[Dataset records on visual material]
□ □ □

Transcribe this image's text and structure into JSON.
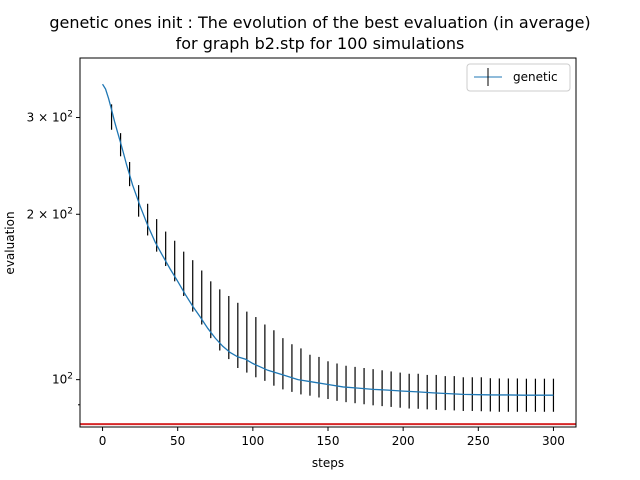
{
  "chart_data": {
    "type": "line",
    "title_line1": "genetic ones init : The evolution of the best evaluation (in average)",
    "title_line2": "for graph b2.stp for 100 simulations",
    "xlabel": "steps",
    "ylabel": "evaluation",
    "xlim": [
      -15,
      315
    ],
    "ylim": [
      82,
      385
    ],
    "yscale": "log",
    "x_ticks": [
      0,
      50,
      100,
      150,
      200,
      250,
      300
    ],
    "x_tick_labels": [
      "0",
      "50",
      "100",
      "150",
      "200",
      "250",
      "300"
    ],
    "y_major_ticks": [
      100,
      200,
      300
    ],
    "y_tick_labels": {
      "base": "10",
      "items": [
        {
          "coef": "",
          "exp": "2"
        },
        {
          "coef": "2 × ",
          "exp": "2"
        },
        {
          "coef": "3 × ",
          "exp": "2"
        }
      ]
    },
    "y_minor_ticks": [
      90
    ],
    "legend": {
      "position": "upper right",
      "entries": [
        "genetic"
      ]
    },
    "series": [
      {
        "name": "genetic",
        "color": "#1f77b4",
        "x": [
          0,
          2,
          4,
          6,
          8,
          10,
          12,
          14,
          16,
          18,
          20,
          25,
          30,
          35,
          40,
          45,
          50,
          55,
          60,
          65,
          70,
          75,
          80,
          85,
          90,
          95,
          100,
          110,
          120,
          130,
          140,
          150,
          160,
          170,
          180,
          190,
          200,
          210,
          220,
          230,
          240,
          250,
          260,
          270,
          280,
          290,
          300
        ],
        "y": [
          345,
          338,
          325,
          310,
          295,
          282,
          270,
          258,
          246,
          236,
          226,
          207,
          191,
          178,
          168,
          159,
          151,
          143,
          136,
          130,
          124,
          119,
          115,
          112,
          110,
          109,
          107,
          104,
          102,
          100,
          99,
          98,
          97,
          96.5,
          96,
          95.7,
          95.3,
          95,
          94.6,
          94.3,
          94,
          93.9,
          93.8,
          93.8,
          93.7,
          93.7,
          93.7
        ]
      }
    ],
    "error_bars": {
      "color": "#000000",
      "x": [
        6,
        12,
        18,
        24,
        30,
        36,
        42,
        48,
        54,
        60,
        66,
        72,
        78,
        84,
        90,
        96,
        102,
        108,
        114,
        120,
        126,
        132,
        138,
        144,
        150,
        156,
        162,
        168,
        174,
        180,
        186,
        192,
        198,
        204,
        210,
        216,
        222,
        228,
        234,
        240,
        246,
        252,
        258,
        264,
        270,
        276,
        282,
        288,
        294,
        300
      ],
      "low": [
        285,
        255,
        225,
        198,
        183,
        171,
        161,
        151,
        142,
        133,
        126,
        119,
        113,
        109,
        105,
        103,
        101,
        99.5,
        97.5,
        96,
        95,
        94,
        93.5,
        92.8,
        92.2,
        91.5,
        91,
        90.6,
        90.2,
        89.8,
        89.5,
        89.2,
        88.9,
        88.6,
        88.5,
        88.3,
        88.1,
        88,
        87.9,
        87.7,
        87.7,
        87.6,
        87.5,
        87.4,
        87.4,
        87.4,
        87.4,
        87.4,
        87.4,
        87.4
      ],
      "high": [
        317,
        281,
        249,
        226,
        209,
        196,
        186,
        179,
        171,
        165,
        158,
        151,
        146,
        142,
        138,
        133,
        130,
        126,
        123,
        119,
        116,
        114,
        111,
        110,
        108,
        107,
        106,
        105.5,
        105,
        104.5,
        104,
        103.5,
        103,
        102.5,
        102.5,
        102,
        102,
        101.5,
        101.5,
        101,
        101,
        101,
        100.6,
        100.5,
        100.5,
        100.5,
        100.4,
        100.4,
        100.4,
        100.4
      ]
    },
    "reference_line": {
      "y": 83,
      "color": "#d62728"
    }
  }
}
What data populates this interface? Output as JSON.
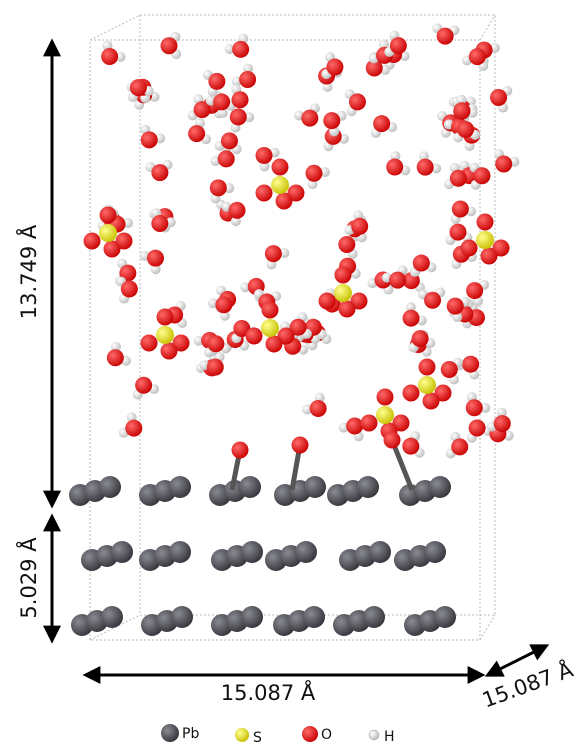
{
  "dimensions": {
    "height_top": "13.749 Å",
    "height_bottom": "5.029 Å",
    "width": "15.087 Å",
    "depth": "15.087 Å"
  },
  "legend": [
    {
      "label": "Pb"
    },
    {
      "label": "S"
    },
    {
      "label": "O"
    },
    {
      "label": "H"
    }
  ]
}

□ □ □

Aim of the task> Scan the listing above for the word "genetic" and show each line where it is found.

Exercise response>
    "title_line1": "genetic ones init : The evolution of the best evaluation (in average)",
        "genetic"
        "name": "genetic",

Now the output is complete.